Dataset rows
════════════════════

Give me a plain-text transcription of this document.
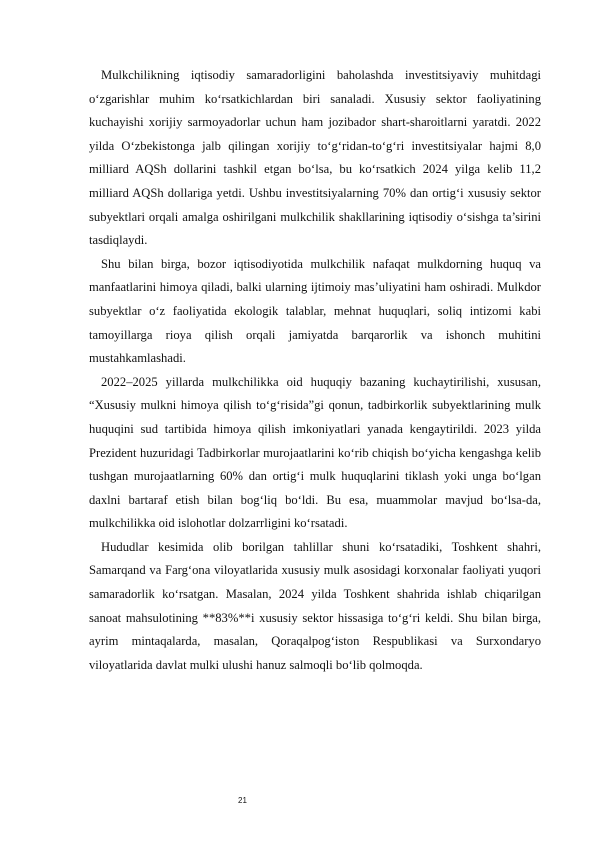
Mulkchilikning iqtisodiy samaradorligini baholashda investitsiyaviy muhitdagi o‘zgarishlar muhim ko‘rsatkichlardan biri sanaladi. Xususiy sektor faoliyatining kuchayishi xorijiy sarmoyadorlar uchun ham jozibador shart-sharoitlarni yaratdi. 2022 yilda O‘zbekistonga jalb qilingan xorijiy to‘g‘ridan-to‘g‘ri investitsiyalar hajmi 8,0 milliard AQSh dollarini tashkil etgan bo‘lsa, bu ko‘rsatkich 2024 yilga kelib 11,2 milliard AQSh dollariga yetdi. Ushbu investitsiyalarning 70% dan ortig‘i xususiy sektor subyektlari orqali amalga oshirilgani mulkchilik shakllarining iqtisodiy o‘sishga ta’sirini tasdiqlaydi.

Shu bilan birga, bozor iqtisodiyotida mulkchilik nafaqat mulkdorning huquq va manfaatlarini himoya qiladi, balki ularning ijtimoiy mas’uliyatini ham oshiradi. Mulkdor subyektlar o‘z faoliyatida ekologik talablar, mehnat huquqlari, soliq intizomi kabi tamoyillarga rioya qilish orqali jamiyatda barqarorlik va ishonch muhitini mustahkamlashadi.

2022–2025 yillarda mulkchilikka oid huquqiy bazaning kuchaytirilishi, xususan, “Xususiy mulkni himoya qilish to‘g‘risida”gi qonun, tadbirkorlik subyektlarining mulk huquqini sud tartibida himoya qilish imkoniyatlari yanada kengaytirildi. 2023 yilda Prezident huzuridagi Tadbirkorlar murojaatlarini ko‘rib chiqish bo‘yicha kengashga kelib tushgan murojaatlarning 60% dan ortig‘i mulk huquqlarini tiklash yoki unga bo‘lgan daxlni bartaraf etish bilan bog‘liq bo‘ldi. Bu esa, muammolar mavjud bo‘lsa-da, mulkchilikka oid islohotlar dolzarrligini ko‘rsatadi.

Hududlar kesimida olib borilgan tahlillar shuni ko‘rsatadiki, Toshkent shahri, Samarqand va Farg‘ona viloyatlarida xususiy mulk asosidagi korxonalar faoliyati yuqori samaradorlik ko‘rsatgan. Masalan, 2024 yilda Toshkent shahrida ishlab chiqarilgan sanoat mahsulotining **83%**i xususiy sektor hissasiga to‘g‘ri keldi. Shu bilan birga, ayrim mintaqalarda, masalan, Qoraqalpog‘iston Respublikasi va Surxondaryo viloyatlarida davlat mulki ulushi hanuz salmoqli bo‘lib qolmoqda.

21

════════════════════

* [What to work on]: Print each line of the material above exactly, with the pictures removed from your copy.

* [Response]:
Give me a plain-text transcription of this document.
Mulkchilikning iqtisodiy samaradorligini baholashda investitsiyaviy muhitdagi o‘zgarishlar muhim ko‘rsatkichlardan biri sanaladi. Xususiy sektor faoliyatining kuchayishi xorijiy sarmoyadorlar uchun ham jozibador shart-sharoitlarni yaratdi. 2022 yilda O‘zbekistonga jalb qilingan xorijiy to‘g‘ridan-to‘g‘ri investitsiyalar hajmi 8,0 milliard AQSh dollarini tashkil etgan bo‘lsa, bu ko‘rsatkich 2024 yilga kelib 11,2 milliard AQSh dollariga yetdi. Ushbu investitsiyalarning 70% dan ortig‘i xususiy sektor subyektlari orqali amalga oshirilgani mulkchilik shakllarining iqtisodiy o‘sishga ta’sirini tasdiqlaydi.

Shu bilan birga, bozor iqtisodiyotida mulkchilik nafaqat mulkdorning huquq va manfaatlarini himoya qiladi, balki ularning ijtimoiy mas’uliyatini ham oshiradi. Mulkdor subyektlar o‘z faoliyatida ekologik talablar, mehnat huquqlari, soliq intizomi kabi tamoyillarga rioya qilish orqali jamiyatda barqarorlik va ishonch muhitini mustahkamlashadi.

2022–2025 yillarda mulkchilikka oid huquqiy bazaning kuchaytirilishi, xususan, “Xususiy mulkni himoya qilish to‘g‘risida”gi qonun, tadbirkorlik subyektlarining mulk huquqini sud tartibida himoya qilish imkoniyatlari yanada kengaytirildi. 2023 yilda Prezident huzuridagi Tadbirkorlar murojaatlarini ko‘rib chiqish bo‘yicha kengashga kelib tushgan murojaatlarning 60% dan ortig‘i mulk huquqlarini tiklash yoki unga bo‘lgan daxlni bartaraf etish bilan bog‘liq bo‘ldi. Bu esa, muammolar mavjud bo‘lsa-da, mulkchilikka oid islohotlar dolzarrligini ko‘rsatadi.

Hududlar kesimida olib borilgan tahlillar shuni ko‘rsatadiki, Toshkent shahri, Samarqand va Farg‘ona viloyatlarida xususiy mulk asosidagi korxonalar faoliyati yuqori samaradorlik ko‘rsatgan. Masalan, 2024 yilda Toshkent shahrida ishlab chiqarilgan sanoat mahsulotining **83%**i xususiy sektor hissasiga to‘g‘ri keldi. Shu bilan birga, ayrim mintaqalarda, masalan, Qoraqalpog‘iston Respublikasi va Surxondaryo viloyatlarida davlat mulki ulushi hanuz salmoqli bo‘lib qolmoqda.

21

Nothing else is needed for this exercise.